++++ DATA SHOWN
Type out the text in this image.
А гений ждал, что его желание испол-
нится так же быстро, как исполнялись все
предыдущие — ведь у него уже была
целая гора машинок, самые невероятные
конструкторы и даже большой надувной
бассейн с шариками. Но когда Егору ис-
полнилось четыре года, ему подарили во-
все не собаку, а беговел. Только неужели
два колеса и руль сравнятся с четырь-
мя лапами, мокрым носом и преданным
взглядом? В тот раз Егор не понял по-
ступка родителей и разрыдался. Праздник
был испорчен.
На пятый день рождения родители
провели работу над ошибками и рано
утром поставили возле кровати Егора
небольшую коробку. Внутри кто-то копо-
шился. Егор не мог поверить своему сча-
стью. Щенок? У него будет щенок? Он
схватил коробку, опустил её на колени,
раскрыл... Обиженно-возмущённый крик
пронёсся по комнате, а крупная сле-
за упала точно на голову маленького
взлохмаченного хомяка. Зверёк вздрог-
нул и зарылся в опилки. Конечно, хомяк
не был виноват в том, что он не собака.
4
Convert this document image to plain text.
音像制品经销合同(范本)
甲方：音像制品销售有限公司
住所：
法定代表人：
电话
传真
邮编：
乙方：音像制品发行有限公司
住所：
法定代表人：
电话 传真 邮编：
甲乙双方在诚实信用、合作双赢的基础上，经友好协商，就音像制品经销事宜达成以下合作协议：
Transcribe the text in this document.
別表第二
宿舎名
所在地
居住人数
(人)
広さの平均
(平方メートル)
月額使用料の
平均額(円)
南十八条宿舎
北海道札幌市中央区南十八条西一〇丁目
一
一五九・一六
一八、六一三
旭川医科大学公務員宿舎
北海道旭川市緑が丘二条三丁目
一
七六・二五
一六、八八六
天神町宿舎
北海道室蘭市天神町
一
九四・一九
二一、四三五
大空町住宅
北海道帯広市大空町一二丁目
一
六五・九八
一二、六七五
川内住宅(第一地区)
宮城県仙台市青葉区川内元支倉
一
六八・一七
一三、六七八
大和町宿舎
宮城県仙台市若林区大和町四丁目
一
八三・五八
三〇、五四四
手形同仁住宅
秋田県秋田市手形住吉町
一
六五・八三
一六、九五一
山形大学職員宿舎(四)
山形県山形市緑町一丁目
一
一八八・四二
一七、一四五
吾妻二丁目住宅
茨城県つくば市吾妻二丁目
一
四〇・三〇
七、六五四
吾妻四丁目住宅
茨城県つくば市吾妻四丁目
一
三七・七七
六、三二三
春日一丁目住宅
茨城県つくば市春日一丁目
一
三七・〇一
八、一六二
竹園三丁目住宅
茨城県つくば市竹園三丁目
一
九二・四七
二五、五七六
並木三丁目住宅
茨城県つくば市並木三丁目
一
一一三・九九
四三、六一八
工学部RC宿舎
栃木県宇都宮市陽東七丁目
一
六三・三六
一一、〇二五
++++++++
- TASK OBJECTIVE
Output all of the material exactly as written.

- OUTPUT FOR THIS TASK
Type out the text in this image.
А гений ждал, что его желание испол-
нится так же быстро, как исполнялись все
предыдущие — ведь у него уже была
целая гора машинок, самые невероятные
конструкторы и даже большой надувной
бассейн с шариками. Но когда Егору ис-
полнилось четыре года, ему подарили во-
все не собаку, а беговел. Только неужели
два колеса и руль сравнятся с четырь-
мя лапами, мокрым носом и преданным
взглядом? В тот раз Егор не понял по-
ступка родителей и разрыдался. Праздник
был испорчен.
На пятый день рождения родители
провели работу над ошибками и рано
утром поставили возле кровати Егора
небольшую коробку. Внутри кто-то копо-
шился. Егор не мог поверить своему сча-
стью. Щенок? У него будет щенок? Он
схватил коробку, опустил её на колени,
раскрыл... Обиженно-возмущённый крик
пронёсся по комнате, а крупная сле-
за упала точно на голову маленького
взлохмаченного хомяка. Зверёк вздрог-
нул и зарылся в опилки. Конечно, хомяк
не был виноват в том, что он не собака.
4
Convert this document image to plain text.
音像制品经销合同(范本)
甲方：音像制品销售有限公司
住所：
法定代表人：
电话
传真
邮编：
乙方：音像制品发行有限公司
住所：
法定代表人：
电话 传真 邮编：
甲乙双方在诚实信用、合作双赢的基础上，经友好协商，就音像制品经销事宜达成以下合作协议：
Transcribe the text in this document.
別表第二
宿舎名
所在地
居住人数
(人)
広さの平均
(平方メートル)
月額使用料の
平均額(円)
南十八条宿舎
北海道札幌市中央区南十八条西一〇丁目
一
一五九・一六
一八、六一三
旭川医科大学公務員宿舎
北海道旭川市緑が丘二条三丁目
一
七六・二五
一六、八八六
天神町宿舎
北海道室蘭市天神町
一
九四・一九
二一、四三五
大空町住宅
北海道帯広市大空町一二丁目
一
六五・九八
一二、六七五
川内住宅(第一地区)
宮城県仙台市青葉区川内元支倉
一
六八・一七
一三、六七八
大和町宿舎
宮城県仙台市若林区大和町四丁目
一
八三・五八
三〇、五四四
手形同仁住宅
秋田県秋田市手形住吉町
一
六五・八三
一六、九五一
山形大学職員宿舎(四)
山形県山形市緑町一丁目
一
一八八・四二
一七、一四五
吾妻二丁目住宅
茨城県つくば市吾妻二丁目
一
四〇・三〇
七、六五四
吾妻四丁目住宅
茨城県つくば市吾妻四丁目
一
三七・七七
六、三二三
春日一丁目住宅
茨城県つくば市春日一丁目
一
三七・〇一
八、一六二
竹園三丁目住宅
茨城県つくば市竹園三丁目
一
九二・四七
二五、五七六
並木三丁目住宅
茨城県つくば市並木三丁目
一
一一三・九九
四三、六一八
工学部RC宿舎
栃木県宇都宮市陽東七丁目
一
六三・三六
一一、〇二五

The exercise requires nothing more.